Output the material word for word. Leave each picture out.

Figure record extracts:
■ ■ ■ ■ ■ ■ ■

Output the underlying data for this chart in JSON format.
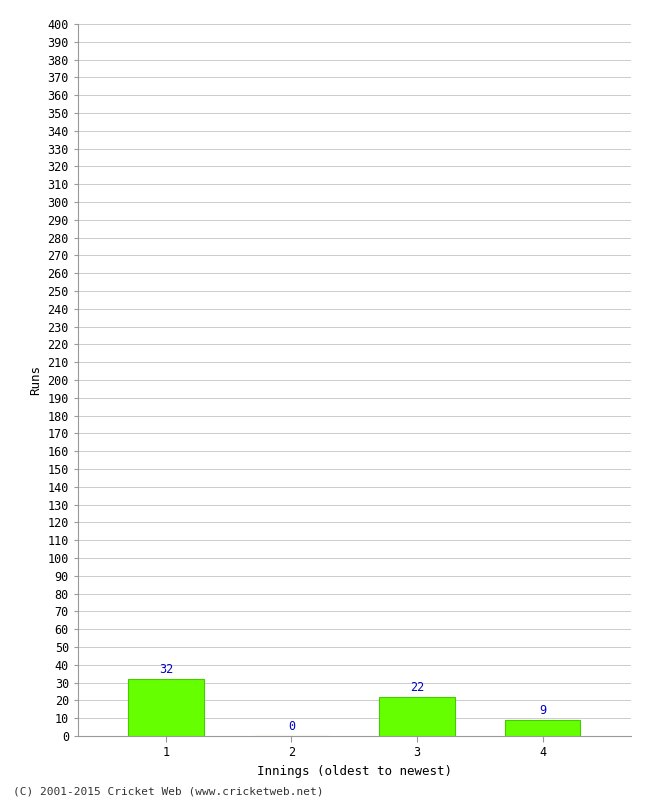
{
  "categories": [
    1,
    2,
    3,
    4
  ],
  "values": [
    32,
    0,
    22,
    9
  ],
  "bar_color": "#66ff00",
  "bar_edge_color": "#44cc00",
  "value_color": "#0000cc",
  "xlabel": "Innings (oldest to newest)",
  "ylabel": "Runs",
  "ylim": [
    0,
    400
  ],
  "ytick_step": 10,
  "background_color": "#ffffff",
  "grid_color": "#cccccc",
  "footer": "(C) 2001-2015 Cricket Web (www.cricketweb.net)",
  "tick_fontsize": 8.5,
  "label_fontsize": 9,
  "footer_fontsize": 8
}
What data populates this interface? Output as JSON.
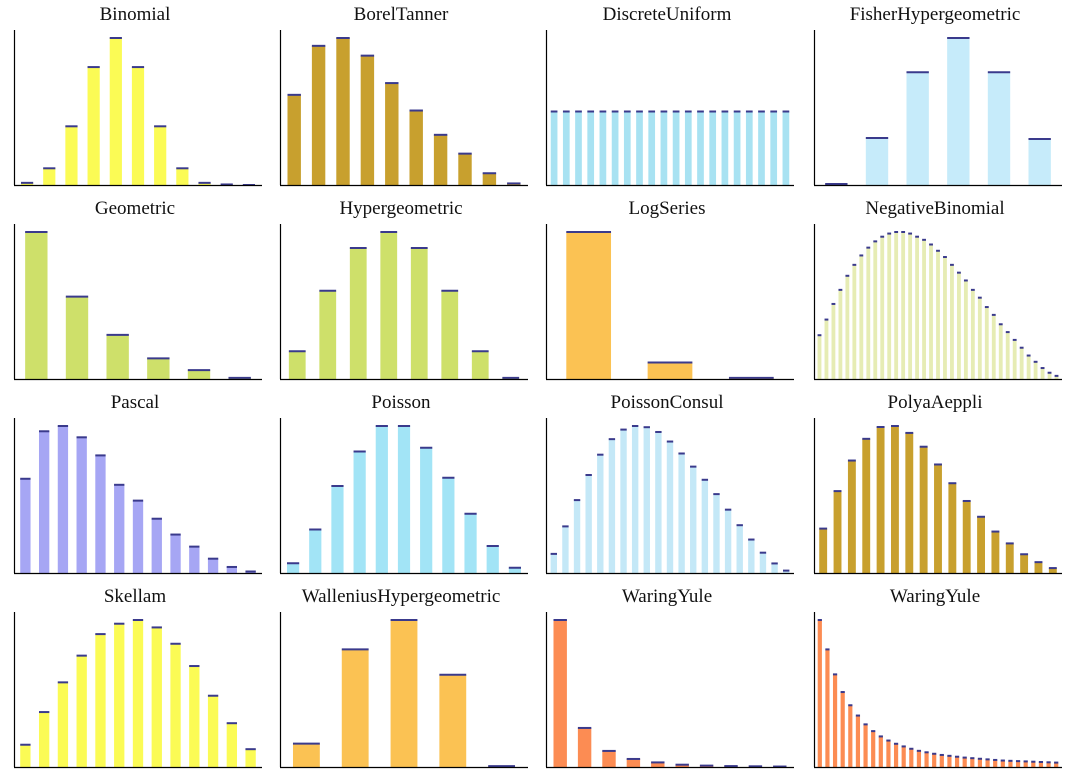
{
  "colors": {
    "yellow": "#fbfb55",
    "gold": "#c8a02e",
    "lightcyan": "#a8e2f2",
    "paleblue": "#c6ebfa",
    "olive": "#cee06a",
    "orange": "#fbc253",
    "palegreen": "#e6ecb4",
    "lavender": "#a6a6f4",
    "skyblue": "#a2e4f6",
    "paleskyblue": "#c4e8f7",
    "coral": "#fc8c53",
    "cap": "#3a3a8c",
    "axis": "#000000"
  },
  "chart_data": [
    {
      "type": "bar",
      "title": "Binomial",
      "color": "yellow",
      "values": [
        0.004,
        0.031,
        0.109,
        0.219,
        0.273,
        0.219,
        0.109,
        0.031,
        0.004,
        0.001,
        0.0
      ],
      "ylim": [
        0,
        0.273
      ]
    },
    {
      "type": "bar",
      "title": "BorelTanner",
      "color": "gold",
      "values": [
        0.23,
        0.355,
        0.375,
        0.33,
        0.26,
        0.19,
        0.128,
        0.08,
        0.03,
        0.004
      ],
      "ylim": [
        0,
        0.375
      ]
    },
    {
      "type": "bar",
      "title": "DiscreteUniform",
      "color": "lightcyan",
      "values": [
        0.05,
        0.05,
        0.05,
        0.05,
        0.05,
        0.05,
        0.05,
        0.05,
        0.05,
        0.05,
        0.05,
        0.05,
        0.05,
        0.05,
        0.05,
        0.05,
        0.05,
        0.05,
        0.05,
        0.05
      ],
      "ylim": [
        0,
        0.1
      ]
    },
    {
      "type": "bar",
      "title": "FisherHypergeometric",
      "color": "paleblue",
      "values": [
        0.002,
        0.1,
        0.24,
        0.313,
        0.24,
        0.098
      ],
      "ylim": [
        0,
        0.313
      ]
    },
    {
      "type": "bar",
      "title": "Geometric",
      "color": "olive",
      "values": [
        0.5,
        0.28,
        0.15,
        0.07,
        0.03,
        0.004
      ],
      "ylim": [
        0,
        0.5
      ]
    },
    {
      "type": "bar",
      "title": "Hypergeometric",
      "color": "olive",
      "values": [
        0.052,
        0.165,
        0.245,
        0.275,
        0.245,
        0.165,
        0.052,
        0.002
      ],
      "ylim": [
        0,
        0.275
      ]
    },
    {
      "type": "bar",
      "title": "LogSeries",
      "color": "orange",
      "values": [
        0.9,
        0.101,
        0.007
      ],
      "ylim": [
        0,
        0.9
      ]
    },
    {
      "type": "bar",
      "title": "NegativeBinomial",
      "color": "palegreen",
      "values": [
        0.028,
        0.038,
        0.048,
        0.057,
        0.066,
        0.073,
        0.079,
        0.084,
        0.088,
        0.091,
        0.093,
        0.094,
        0.094,
        0.093,
        0.091,
        0.089,
        0.086,
        0.082,
        0.078,
        0.073,
        0.068,
        0.063,
        0.057,
        0.052,
        0.046,
        0.041,
        0.035,
        0.03,
        0.025,
        0.02,
        0.015,
        0.011,
        0.007,
        0.004,
        0.002
      ],
      "ylim": [
        0,
        0.094
      ]
    },
    {
      "type": "bar",
      "title": "Pascal",
      "color": "lavender",
      "values": [
        0.125,
        0.188,
        0.195,
        0.18,
        0.156,
        0.117,
        0.096,
        0.072,
        0.051,
        0.035,
        0.019,
        0.008,
        0.002
      ],
      "ylim": [
        0,
        0.195
      ]
    },
    {
      "type": "bar",
      "title": "Poisson",
      "color": "skyblue",
      "values": [
        0.013,
        0.058,
        0.116,
        0.162,
        0.196,
        0.196,
        0.167,
        0.127,
        0.079,
        0.036,
        0.007
      ],
      "ylim": [
        0,
        0.196
      ]
    },
    {
      "type": "bar",
      "title": "PoissonConsul",
      "color": "paleskyblue",
      "values": [
        0.016,
        0.039,
        0.061,
        0.082,
        0.099,
        0.112,
        0.12,
        0.123,
        0.122,
        0.118,
        0.11,
        0.1,
        0.089,
        0.078,
        0.066,
        0.053,
        0.04,
        0.028,
        0.017,
        0.008,
        0.002
      ],
      "ylim": [
        0,
        0.123
      ]
    },
    {
      "type": "bar",
      "title": "PolyaAeppli",
      "color": "gold",
      "values": [
        0.045,
        0.083,
        0.114,
        0.136,
        0.148,
        0.149,
        0.142,
        0.128,
        0.11,
        0.091,
        0.073,
        0.057,
        0.042,
        0.03,
        0.019,
        0.011,
        0.005
      ],
      "ylim": [
        0,
        0.149
      ]
    },
    {
      "type": "bar",
      "title": "Skellam",
      "color": "yellow",
      "values": [
        0.03,
        0.074,
        0.114,
        0.15,
        0.179,
        0.193,
        0.198,
        0.188,
        0.166,
        0.136,
        0.096,
        0.059,
        0.024
      ],
      "ylim": [
        0,
        0.198
      ]
    },
    {
      "type": "bar",
      "title": "WalleniusHypergeometric",
      "color": "orange",
      "values": [
        0.055,
        0.277,
        0.346,
        0.217,
        0.002
      ],
      "ylim": [
        0,
        0.346
      ]
    },
    {
      "type": "bar",
      "title": "WaringYule",
      "color": "coral",
      "values": [
        0.64,
        0.17,
        0.07,
        0.035,
        0.02,
        0.01,
        0.006,
        0.004,
        0.003,
        0.002
      ],
      "ylim": [
        0,
        0.64
      ]
    },
    {
      "type": "bar",
      "title": "WaringYule",
      "color": "coral",
      "values": [
        0.5,
        0.4,
        0.315,
        0.255,
        0.21,
        0.175,
        0.145,
        0.122,
        0.104,
        0.09,
        0.079,
        0.07,
        0.062,
        0.055,
        0.05,
        0.045,
        0.041,
        0.038,
        0.035,
        0.032,
        0.03,
        0.028,
        0.026,
        0.024,
        0.022,
        0.021,
        0.02,
        0.019,
        0.018,
        0.017,
        0.016,
        0.015
      ],
      "ylim": [
        0,
        0.5
      ]
    }
  ]
}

■ ■ ■ ■ ■ ■ ■

Exercise response:
Output the underlying data for this chart in JSON format.
{
  "categories": [
    1,
    2,
    3,
    4
  ],
  "values": [
    32,
    0,
    22,
    9
  ],
  "bar_color": "#66ff00",
  "bar_edge_color": "#44cc00",
  "value_color": "#0000cc",
  "xlabel": "Innings (oldest to newest)",
  "ylabel": "Runs",
  "ylim": [
    0,
    400
  ],
  "ytick_step": 10,
  "background_color": "#ffffff",
  "grid_color": "#cccccc",
  "footer": "(C) 2001-2015 Cricket Web (www.cricketweb.net)",
  "tick_fontsize": 8.5,
  "label_fontsize": 9,
  "footer_fontsize": 8
}
What data populates this interface? Output as JSON.
{
  "colors": {
    "yellow": "#fbfb55",
    "gold": "#c8a02e",
    "lightcyan": "#a8e2f2",
    "paleblue": "#c6ebfa",
    "olive": "#cee06a",
    "orange": "#fbc253",
    "palegreen": "#e6ecb4",
    "lavender": "#a6a6f4",
    "skyblue": "#a2e4f6",
    "paleskyblue": "#c4e8f7",
    "coral": "#fc8c53",
    "cap": "#3a3a8c",
    "axis": "#000000"
  },
  "chart_data": [
    {
      "type": "bar",
      "title": "Binomial",
      "color": "yellow",
      "values": [
        0.004,
        0.031,
        0.109,
        0.219,
        0.273,
        0.219,
        0.109,
        0.031,
        0.004,
        0.001,
        0.0
      ],
      "ylim": [
        0,
        0.273
      ]
    },
    {
      "type": "bar",
      "title": "BorelTanner",
      "color": "gold",
      "values": [
        0.23,
        0.355,
        0.375,
        0.33,
        0.26,
        0.19,
        0.128,
        0.08,
        0.03,
        0.004
      ],
      "ylim": [
        0,
        0.375
      ]
    },
    {
      "type": "bar",
      "title": "DiscreteUniform",
      "color": "lightcyan",
      "values": [
        0.05,
        0.05,
        0.05,
        0.05,
        0.05,
        0.05,
        0.05,
        0.05,
        0.05,
        0.05,
        0.05,
        0.05,
        0.05,
        0.05,
        0.05,
        0.05,
        0.05,
        0.05,
        0.05,
        0.05
      ],
      "ylim": [
        0,
        0.1
      ]
    },
    {
      "type": "bar",
      "title": "FisherHypergeometric",
      "color": "paleblue",
      "values": [
        0.002,
        0.1,
        0.24,
        0.313,
        0.24,
        0.098
      ],
      "ylim": [
        0,
        0.313
      ]
    },
    {
      "type": "bar",
      "title": "Geometric",
      "color": "olive",
      "values": [
        0.5,
        0.28,
        0.15,
        0.07,
        0.03,
        0.004
      ],
      "ylim": [
        0,
        0.5
      ]
    },
    {
      "type": "bar",
      "title": "Hypergeometric",
      "color": "olive",
      "values": [
        0.052,
        0.165,
        0.245,
        0.275,
        0.245,
        0.165,
        0.052,
        0.002
      ],
      "ylim": [
        0,
        0.275
      ]
    },
    {
      "type": "bar",
      "title": "LogSeries",
      "color": "orange",
      "values": [
        0.9,
        0.101,
        0.007
      ],
      "ylim": [
        0,
        0.9
      ]
    },
    {
      "type": "bar",
      "title": "NegativeBinomial",
      "color": "palegreen",
      "values": [
        0.028,
        0.038,
        0.048,
        0.057,
        0.066,
        0.073,
        0.079,
        0.084,
        0.088,
        0.091,
        0.093,
        0.094,
        0.094,
        0.093,
        0.091,
        0.089,
        0.086,
        0.082,
        0.078,
        0.073,
        0.068,
        0.063,
        0.057,
        0.052,
        0.046,
        0.041,
        0.035,
        0.03,
        0.025,
        0.02,
        0.015,
        0.011,
        0.007,
        0.004,
        0.002
      ],
      "ylim": [
        0,
        0.094
      ]
    },
    {
      "type": "bar",
      "title": "Pascal",
      "color": "lavender",
      "values": [
        0.125,
        0.188,
        0.195,
        0.18,
        0.156,
        0.117,
        0.096,
        0.072,
        0.051,
        0.035,
        0.019,
        0.008,
        0.002
      ],
      "ylim": [
        0,
        0.195
      ]
    },
    {
      "type": "bar",
      "title": "Poisson",
      "color": "skyblue",
      "values": [
        0.013,
        0.058,
        0.116,
        0.162,
        0.196,
        0.196,
        0.167,
        0.127,
        0.079,
        0.036,
        0.007
      ],
      "ylim": [
        0,
        0.196
      ]
    },
    {
      "type": "bar",
      "title": "PoissonConsul",
      "color": "paleskyblue",
      "values": [
        0.016,
        0.039,
        0.061,
        0.082,
        0.099,
        0.112,
        0.12,
        0.123,
        0.122,
        0.118,
        0.11,
        0.1,
        0.089,
        0.078,
        0.066,
        0.053,
        0.04,
        0.028,
        0.017,
        0.008,
        0.002
      ],
      "ylim": [
        0,
        0.123
      ]
    },
    {
      "type": "bar",
      "title": "PolyaAeppli",
      "color": "gold",
      "values": [
        0.045,
        0.083,
        0.114,
        0.136,
        0.148,
        0.149,
        0.142,
        0.128,
        0.11,
        0.091,
        0.073,
        0.057,
        0.042,
        0.03,
        0.019,
        0.011,
        0.005
      ],
      "ylim": [
        0,
        0.149
      ]
    },
    {
      "type": "bar",
      "title": "Skellam",
      "color": "yellow",
      "values": [
        0.03,
        0.074,
        0.114,
        0.15,
        0.179,
        0.193,
        0.198,
        0.188,
        0.166,
        0.136,
        0.096,
        0.059,
        0.024
      ],
      "ylim": [
        0,
        0.198
      ]
    },
    {
      "type": "bar",
      "title": "WalleniusHypergeometric",
      "color": "orange",
      "values": [
        0.055,
        0.277,
        0.346,
        0.217,
        0.002
      ],
      "ylim": [
        0,
        0.346
      ]
    },
    {
      "type": "bar",
      "title": "WaringYule",
      "color": "coral",
      "values": [
        0.64,
        0.17,
        0.07,
        0.035,
        0.02,
        0.01,
        0.006,
        0.004,
        0.003,
        0.002
      ],
      "ylim": [
        0,
        0.64
      ]
    },
    {
      "type": "bar",
      "title": "WaringYule",
      "color": "coral",
      "values": [
        0.5,
        0.4,
        0.315,
        0.255,
        0.21,
        0.175,
        0.145,
        0.122,
        0.104,
        0.09,
        0.079,
        0.07,
        0.062,
        0.055,
        0.05,
        0.045,
        0.041,
        0.038,
        0.035,
        0.032,
        0.03,
        0.028,
        0.026,
        0.024,
        0.022,
        0.021,
        0.02,
        0.019,
        0.018,
        0.017,
        0.016,
        0.015
      ],
      "ylim": [
        0,
        0.5
      ]
    }
  ]
}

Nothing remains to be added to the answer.